#### [Records shown]

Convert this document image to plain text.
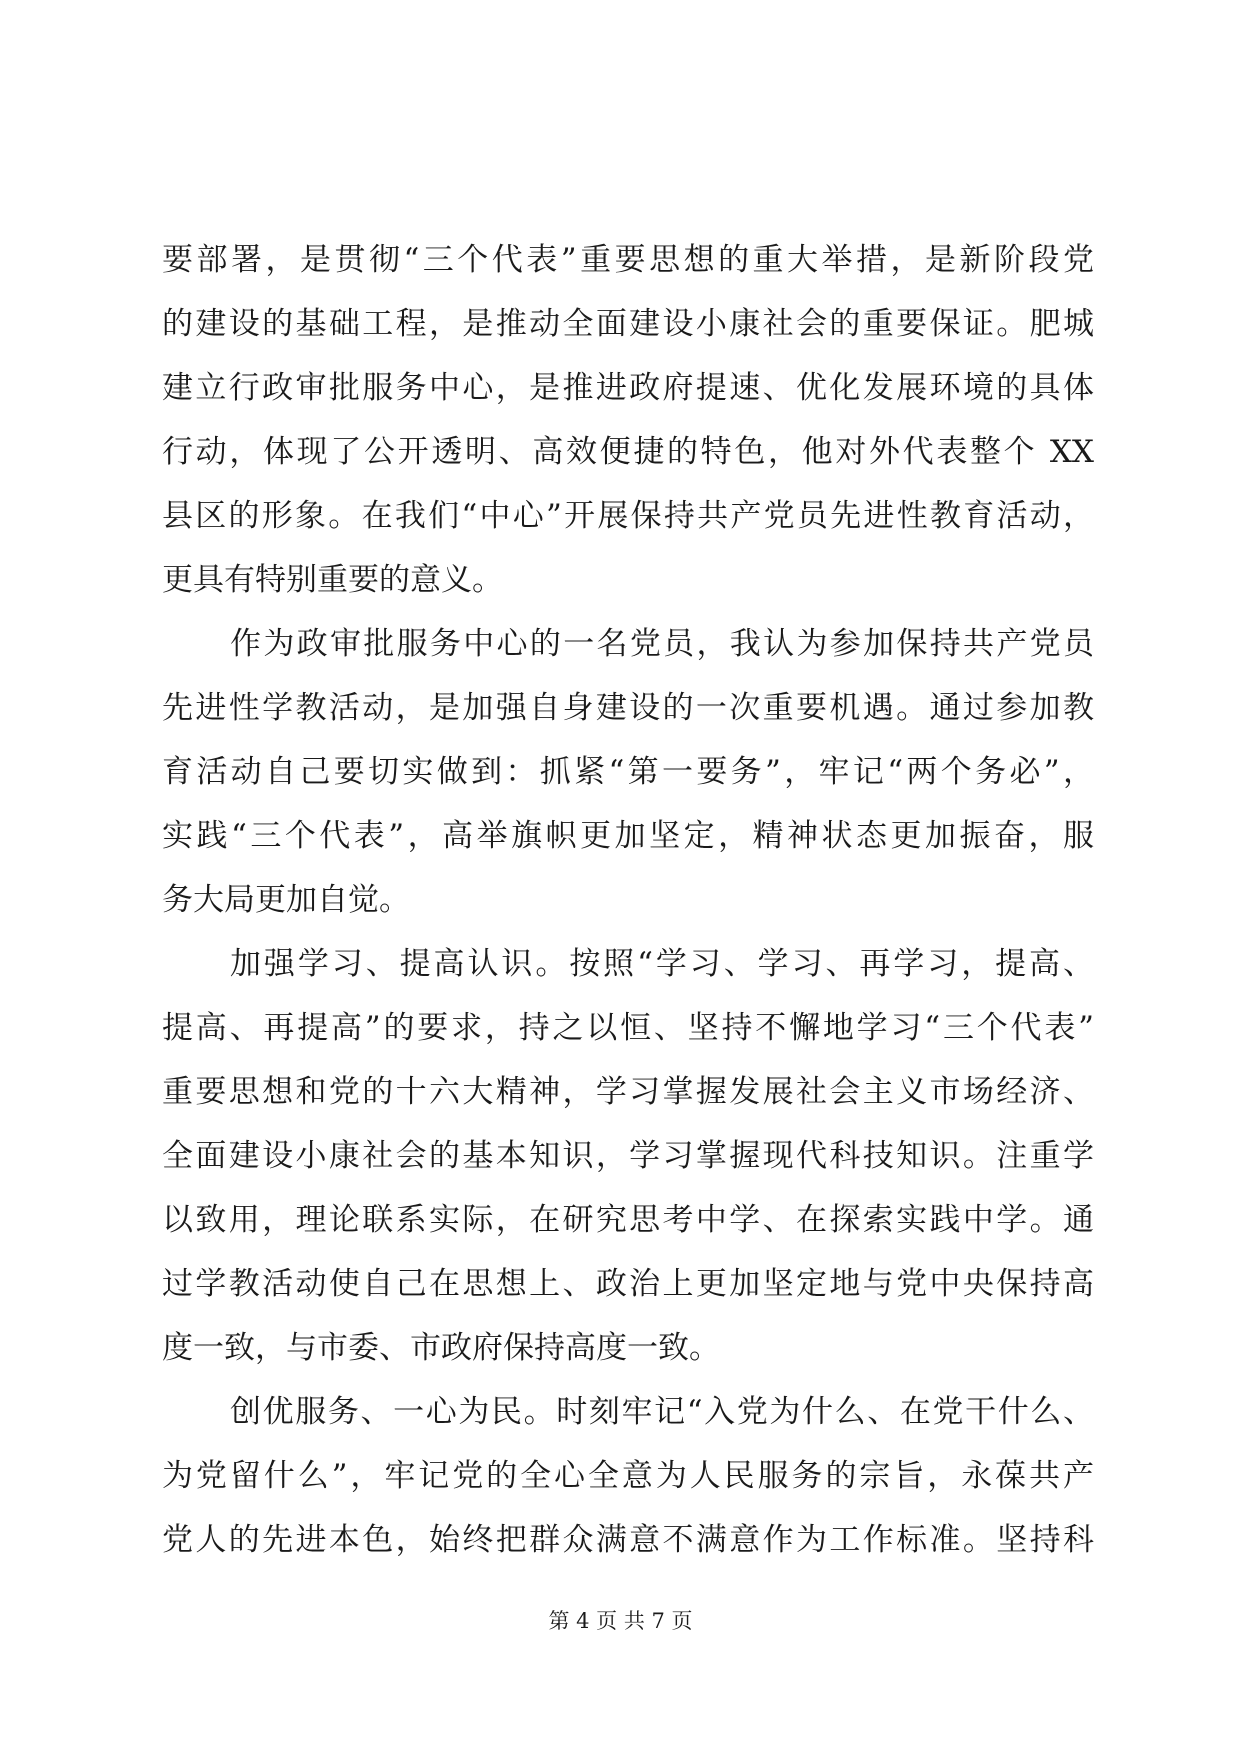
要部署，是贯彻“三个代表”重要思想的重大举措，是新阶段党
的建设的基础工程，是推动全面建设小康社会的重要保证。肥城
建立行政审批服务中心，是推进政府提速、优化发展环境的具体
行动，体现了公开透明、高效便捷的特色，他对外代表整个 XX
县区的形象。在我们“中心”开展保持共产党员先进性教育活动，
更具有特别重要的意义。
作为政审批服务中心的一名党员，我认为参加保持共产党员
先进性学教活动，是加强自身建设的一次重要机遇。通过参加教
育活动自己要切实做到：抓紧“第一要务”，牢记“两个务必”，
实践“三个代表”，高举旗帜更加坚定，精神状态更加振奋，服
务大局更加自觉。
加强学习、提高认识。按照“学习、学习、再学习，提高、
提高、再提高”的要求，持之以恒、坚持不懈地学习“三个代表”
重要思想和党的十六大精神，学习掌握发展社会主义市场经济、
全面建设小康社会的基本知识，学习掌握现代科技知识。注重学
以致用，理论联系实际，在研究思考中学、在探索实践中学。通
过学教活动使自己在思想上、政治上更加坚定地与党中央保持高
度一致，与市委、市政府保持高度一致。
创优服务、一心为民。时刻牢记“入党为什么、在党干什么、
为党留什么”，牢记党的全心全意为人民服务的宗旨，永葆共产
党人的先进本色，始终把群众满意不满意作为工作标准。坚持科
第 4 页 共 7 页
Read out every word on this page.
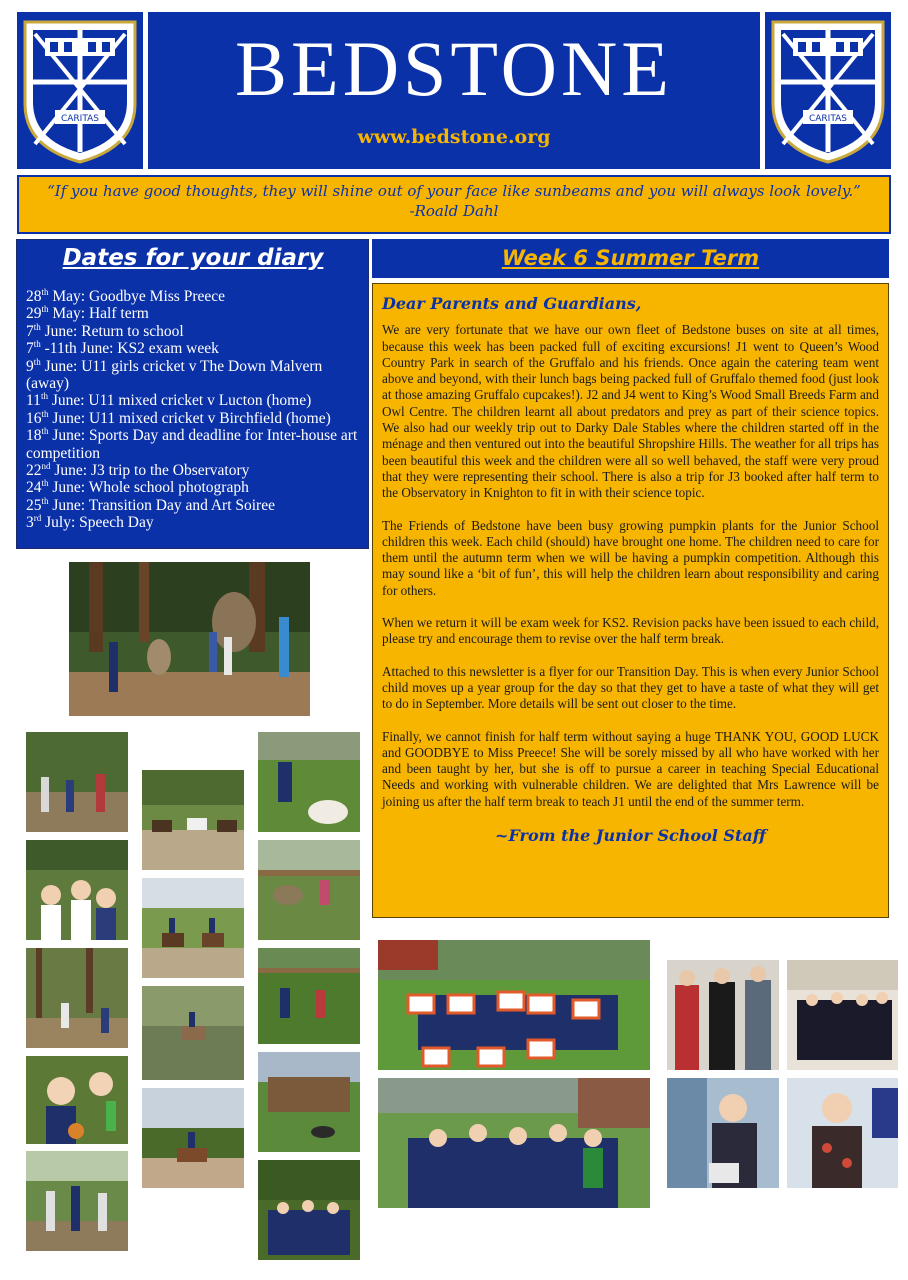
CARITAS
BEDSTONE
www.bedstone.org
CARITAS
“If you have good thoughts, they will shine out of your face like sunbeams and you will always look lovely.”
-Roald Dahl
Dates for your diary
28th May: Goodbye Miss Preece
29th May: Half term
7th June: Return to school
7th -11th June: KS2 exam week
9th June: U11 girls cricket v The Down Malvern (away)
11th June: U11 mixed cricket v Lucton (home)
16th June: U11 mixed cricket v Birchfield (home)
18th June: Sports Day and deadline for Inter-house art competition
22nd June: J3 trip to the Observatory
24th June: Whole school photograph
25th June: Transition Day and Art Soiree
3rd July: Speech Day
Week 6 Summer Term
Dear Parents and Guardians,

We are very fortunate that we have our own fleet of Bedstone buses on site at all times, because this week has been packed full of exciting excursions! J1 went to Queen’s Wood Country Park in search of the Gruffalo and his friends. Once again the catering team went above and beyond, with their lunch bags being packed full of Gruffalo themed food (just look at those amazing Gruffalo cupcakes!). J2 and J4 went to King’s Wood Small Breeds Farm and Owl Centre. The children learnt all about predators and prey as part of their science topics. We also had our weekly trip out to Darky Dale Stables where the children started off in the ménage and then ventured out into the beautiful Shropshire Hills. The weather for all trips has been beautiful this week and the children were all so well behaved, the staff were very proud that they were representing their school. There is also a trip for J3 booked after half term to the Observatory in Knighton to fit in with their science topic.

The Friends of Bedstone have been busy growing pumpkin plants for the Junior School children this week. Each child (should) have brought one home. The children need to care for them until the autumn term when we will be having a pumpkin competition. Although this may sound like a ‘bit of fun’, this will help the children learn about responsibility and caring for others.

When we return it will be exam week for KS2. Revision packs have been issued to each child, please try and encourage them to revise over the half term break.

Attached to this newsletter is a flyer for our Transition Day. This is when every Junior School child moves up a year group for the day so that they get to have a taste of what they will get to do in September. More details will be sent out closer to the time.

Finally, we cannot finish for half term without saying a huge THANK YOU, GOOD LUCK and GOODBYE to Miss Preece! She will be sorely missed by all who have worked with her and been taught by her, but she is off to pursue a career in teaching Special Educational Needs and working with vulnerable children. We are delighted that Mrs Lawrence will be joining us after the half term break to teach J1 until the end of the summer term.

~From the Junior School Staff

--

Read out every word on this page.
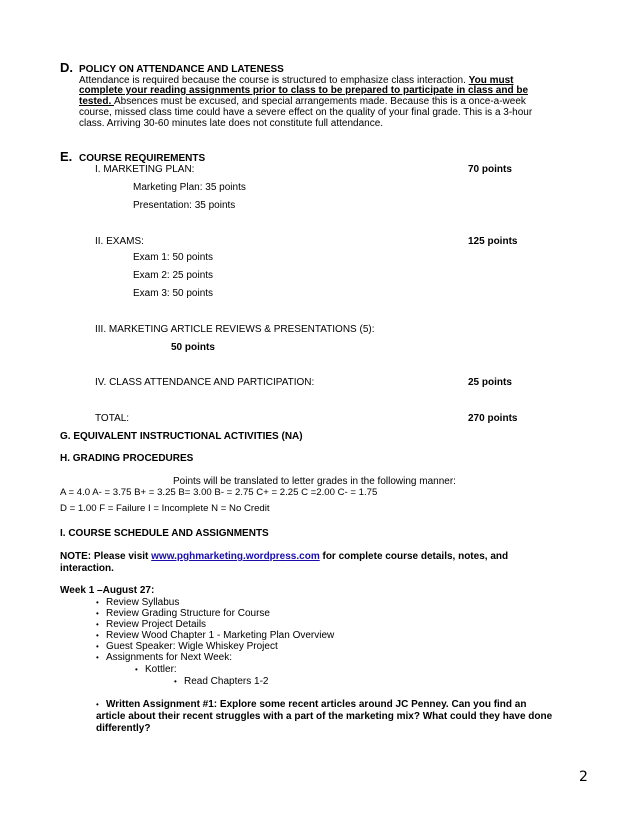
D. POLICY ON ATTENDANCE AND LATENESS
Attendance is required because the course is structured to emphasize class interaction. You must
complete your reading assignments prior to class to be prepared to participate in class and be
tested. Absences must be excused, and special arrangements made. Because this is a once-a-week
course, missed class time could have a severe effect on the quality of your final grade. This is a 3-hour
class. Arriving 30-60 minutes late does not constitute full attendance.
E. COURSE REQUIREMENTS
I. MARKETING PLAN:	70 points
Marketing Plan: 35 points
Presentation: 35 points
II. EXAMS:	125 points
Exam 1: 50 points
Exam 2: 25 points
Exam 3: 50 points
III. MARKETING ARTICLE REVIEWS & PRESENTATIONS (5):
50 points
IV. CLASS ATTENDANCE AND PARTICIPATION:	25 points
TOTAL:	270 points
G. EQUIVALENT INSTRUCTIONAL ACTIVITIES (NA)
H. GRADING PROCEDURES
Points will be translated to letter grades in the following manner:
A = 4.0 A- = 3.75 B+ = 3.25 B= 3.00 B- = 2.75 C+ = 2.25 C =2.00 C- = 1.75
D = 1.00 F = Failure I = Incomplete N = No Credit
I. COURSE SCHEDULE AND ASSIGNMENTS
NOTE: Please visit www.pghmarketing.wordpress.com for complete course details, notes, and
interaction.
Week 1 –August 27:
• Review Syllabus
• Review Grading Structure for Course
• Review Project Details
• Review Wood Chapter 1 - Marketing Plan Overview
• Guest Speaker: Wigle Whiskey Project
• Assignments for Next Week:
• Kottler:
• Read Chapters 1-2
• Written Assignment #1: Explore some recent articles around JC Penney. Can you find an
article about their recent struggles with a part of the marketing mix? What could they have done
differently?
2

#### [Work to do]
Show each line of the data that contains the string "mixed".

#### [Answer to this task]
11th June: U11 mixed cricket v Lucton (home)
16th June: U11 mixed cricket v Birchfield (home)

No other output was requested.